We grant that, when this pamphlet appeared, the present emperor was only twenty-four years of age. But we may feel convinced that the young man openly expressed those Napoleonic ideas which he fed on from his earliest youth, which entered into his flesh and blood, which he would not and could not give up in riper years, but which, indeed, must have been strengthened and confirmed by his accession to the imperial throne. This is the nucleus of these ideas: the French nation the mistress of nations; the French capital the mistress of France: a Napoleon the master of Paris, of France, of all the countries round, in so far as they can be purchased sooner or later by the blood and treasure of his French vassals. Napoleon I. also said, frequently enough: "L'Empire c'est la paix." While resting between his wars-while carrying on in France and his conquered states legalised slavery by his conscriptions-it was ever peace, the assured peace of the world, which he promised his tortured peoples as the speedily attained object of his actions. Napoleon 1. also spoke now and then of the liberty and independence of the Swiss and other nations subjugated to him. Perhaps he spoke so in good faith; for the perfection of despotism could not think of nations in any other posture than one of independence dependent on itself. Who can deny that the indefatigable zeal with which Napoleon III. has pursued his object, the imperial throne, is such an extraordinary manifestation than many millions have forgotten the path which led to that object? But he must possess a far greater strength of will than he has ever yet displayed if he can command himself to halt on the path he has once

trodden-if he were more powerful than the destiny which drives him forward with irresistible force in the blood-stained footsteps of the first Napoleon-if he were even yet noble-minded enough to be a Napoleon of peace, a greater Napoleon than Napoleon the Great. But the world can no longer reckon upon this. Hence, let us make no further concessions to the renown-craving emperor of the soldiers; and, before all, let Europe reject liberalism and independence from the hand of a military despotism!

## TASK INSTRUCTIONS
(A) In the text extract on Napoleon III, why might Napoleon I have spoken in good faith about the liberty and independence of the Swiss and other subjugated nations? Answer in one to three sentences.
(B) Return the passage of the text extract on Napoleon III from "trodden-if he were" up to and including "a military despotism!", copied word for word.

## RECORDED DATA
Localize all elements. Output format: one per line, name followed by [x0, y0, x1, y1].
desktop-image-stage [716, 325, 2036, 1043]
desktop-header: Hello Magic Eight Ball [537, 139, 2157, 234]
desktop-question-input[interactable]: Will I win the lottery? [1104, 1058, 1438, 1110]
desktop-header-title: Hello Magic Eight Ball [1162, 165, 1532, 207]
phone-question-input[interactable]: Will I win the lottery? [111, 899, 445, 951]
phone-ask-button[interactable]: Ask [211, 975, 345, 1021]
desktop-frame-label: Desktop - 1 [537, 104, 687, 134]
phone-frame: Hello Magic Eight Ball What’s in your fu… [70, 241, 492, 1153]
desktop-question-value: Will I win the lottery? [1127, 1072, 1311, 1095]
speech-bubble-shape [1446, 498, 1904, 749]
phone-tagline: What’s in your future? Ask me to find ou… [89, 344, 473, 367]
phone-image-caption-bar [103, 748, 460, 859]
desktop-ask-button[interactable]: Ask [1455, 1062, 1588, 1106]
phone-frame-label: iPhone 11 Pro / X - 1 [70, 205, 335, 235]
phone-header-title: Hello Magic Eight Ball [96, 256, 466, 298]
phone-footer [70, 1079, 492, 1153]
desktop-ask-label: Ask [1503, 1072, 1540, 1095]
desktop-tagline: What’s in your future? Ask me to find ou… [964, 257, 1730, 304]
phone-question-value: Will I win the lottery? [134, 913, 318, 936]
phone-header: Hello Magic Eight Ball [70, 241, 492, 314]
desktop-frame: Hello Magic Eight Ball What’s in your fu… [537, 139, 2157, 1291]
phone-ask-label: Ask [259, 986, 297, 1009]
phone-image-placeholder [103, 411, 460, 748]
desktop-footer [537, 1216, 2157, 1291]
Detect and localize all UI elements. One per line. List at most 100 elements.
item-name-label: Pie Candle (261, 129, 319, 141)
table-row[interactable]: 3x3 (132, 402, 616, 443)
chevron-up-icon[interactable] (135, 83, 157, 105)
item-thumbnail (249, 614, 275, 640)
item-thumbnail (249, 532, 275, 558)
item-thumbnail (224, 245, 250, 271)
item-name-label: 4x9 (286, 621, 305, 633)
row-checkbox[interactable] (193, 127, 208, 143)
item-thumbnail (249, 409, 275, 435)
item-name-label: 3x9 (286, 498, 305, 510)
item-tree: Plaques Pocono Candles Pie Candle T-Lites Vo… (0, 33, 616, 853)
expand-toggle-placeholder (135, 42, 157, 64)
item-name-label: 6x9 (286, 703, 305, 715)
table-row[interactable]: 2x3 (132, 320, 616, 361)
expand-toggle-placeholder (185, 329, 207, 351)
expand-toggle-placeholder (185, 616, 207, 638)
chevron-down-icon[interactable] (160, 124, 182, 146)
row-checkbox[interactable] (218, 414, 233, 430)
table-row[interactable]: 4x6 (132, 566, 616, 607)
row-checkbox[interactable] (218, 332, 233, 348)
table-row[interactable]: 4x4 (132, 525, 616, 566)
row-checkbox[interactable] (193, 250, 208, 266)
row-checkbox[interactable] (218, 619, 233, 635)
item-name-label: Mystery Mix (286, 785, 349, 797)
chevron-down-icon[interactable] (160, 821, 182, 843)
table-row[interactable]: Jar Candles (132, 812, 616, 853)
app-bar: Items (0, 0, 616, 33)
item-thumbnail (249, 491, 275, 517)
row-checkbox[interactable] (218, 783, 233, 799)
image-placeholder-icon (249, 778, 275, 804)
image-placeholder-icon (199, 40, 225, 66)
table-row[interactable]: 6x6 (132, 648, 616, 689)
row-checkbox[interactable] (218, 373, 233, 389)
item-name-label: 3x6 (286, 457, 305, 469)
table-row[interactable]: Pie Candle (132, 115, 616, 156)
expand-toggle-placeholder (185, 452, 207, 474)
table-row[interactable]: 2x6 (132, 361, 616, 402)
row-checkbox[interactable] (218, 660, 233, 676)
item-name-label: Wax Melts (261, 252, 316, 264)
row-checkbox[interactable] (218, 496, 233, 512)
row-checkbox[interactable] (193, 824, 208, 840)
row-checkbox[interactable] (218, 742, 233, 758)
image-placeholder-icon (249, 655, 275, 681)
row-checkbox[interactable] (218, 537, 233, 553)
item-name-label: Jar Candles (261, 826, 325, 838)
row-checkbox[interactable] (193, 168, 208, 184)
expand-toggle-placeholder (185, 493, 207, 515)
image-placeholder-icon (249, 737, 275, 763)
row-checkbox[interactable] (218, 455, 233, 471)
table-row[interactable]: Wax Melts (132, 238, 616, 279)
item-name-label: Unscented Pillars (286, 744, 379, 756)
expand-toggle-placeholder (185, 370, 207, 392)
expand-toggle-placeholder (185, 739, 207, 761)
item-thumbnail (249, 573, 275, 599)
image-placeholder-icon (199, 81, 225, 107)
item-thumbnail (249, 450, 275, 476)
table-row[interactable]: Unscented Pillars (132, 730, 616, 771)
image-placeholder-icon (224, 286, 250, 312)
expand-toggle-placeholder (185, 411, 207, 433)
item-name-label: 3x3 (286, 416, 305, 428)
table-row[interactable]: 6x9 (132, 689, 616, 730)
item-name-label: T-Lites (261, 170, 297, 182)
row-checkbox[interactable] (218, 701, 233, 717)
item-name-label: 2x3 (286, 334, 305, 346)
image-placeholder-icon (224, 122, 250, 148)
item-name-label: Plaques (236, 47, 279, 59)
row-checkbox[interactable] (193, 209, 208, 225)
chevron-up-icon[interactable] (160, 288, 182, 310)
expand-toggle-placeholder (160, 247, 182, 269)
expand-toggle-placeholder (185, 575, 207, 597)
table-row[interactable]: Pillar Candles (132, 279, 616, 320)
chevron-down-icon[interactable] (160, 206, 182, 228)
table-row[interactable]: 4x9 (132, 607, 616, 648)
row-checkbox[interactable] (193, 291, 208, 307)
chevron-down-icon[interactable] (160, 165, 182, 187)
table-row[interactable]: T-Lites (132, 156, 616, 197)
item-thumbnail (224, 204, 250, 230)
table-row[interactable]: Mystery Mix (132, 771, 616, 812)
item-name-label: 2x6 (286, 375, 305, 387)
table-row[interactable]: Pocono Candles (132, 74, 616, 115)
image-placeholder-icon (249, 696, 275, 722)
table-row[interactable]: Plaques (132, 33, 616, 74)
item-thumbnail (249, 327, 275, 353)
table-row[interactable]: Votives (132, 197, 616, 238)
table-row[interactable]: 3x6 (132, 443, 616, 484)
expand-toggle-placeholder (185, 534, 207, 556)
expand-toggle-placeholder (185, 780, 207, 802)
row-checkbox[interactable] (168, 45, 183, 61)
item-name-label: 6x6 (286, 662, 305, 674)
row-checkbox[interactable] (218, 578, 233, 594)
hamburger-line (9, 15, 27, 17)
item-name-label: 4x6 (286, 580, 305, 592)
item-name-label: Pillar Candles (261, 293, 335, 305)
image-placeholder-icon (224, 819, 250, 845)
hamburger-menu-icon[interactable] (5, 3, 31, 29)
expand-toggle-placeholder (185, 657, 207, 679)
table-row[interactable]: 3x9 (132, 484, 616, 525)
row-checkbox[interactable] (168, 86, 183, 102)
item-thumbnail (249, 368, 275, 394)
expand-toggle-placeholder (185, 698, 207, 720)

## EXERCISE SOLUTIONS
(A) He may have been sincere because the perfection of despotism could not picture nations in any posture other than one of independence dependent on itself. In his eyes, the independence he promised was independence that still rested on him.

(B)
trodden-if he were more powerful than the destiny which drives him forward with irresistible force in the blood-stained footsteps of the first Napoleon-if he were even yet noble-minded enough to be a Napoleon of peace, a greater Napoleon than Napoleon the Great. But the world can no longer reckon upon this. Hence, let us make no further concessions to the renown-craving emperor of the soldiers; and, before all, let Europe reject liberalism and independence from the hand of a military despotism!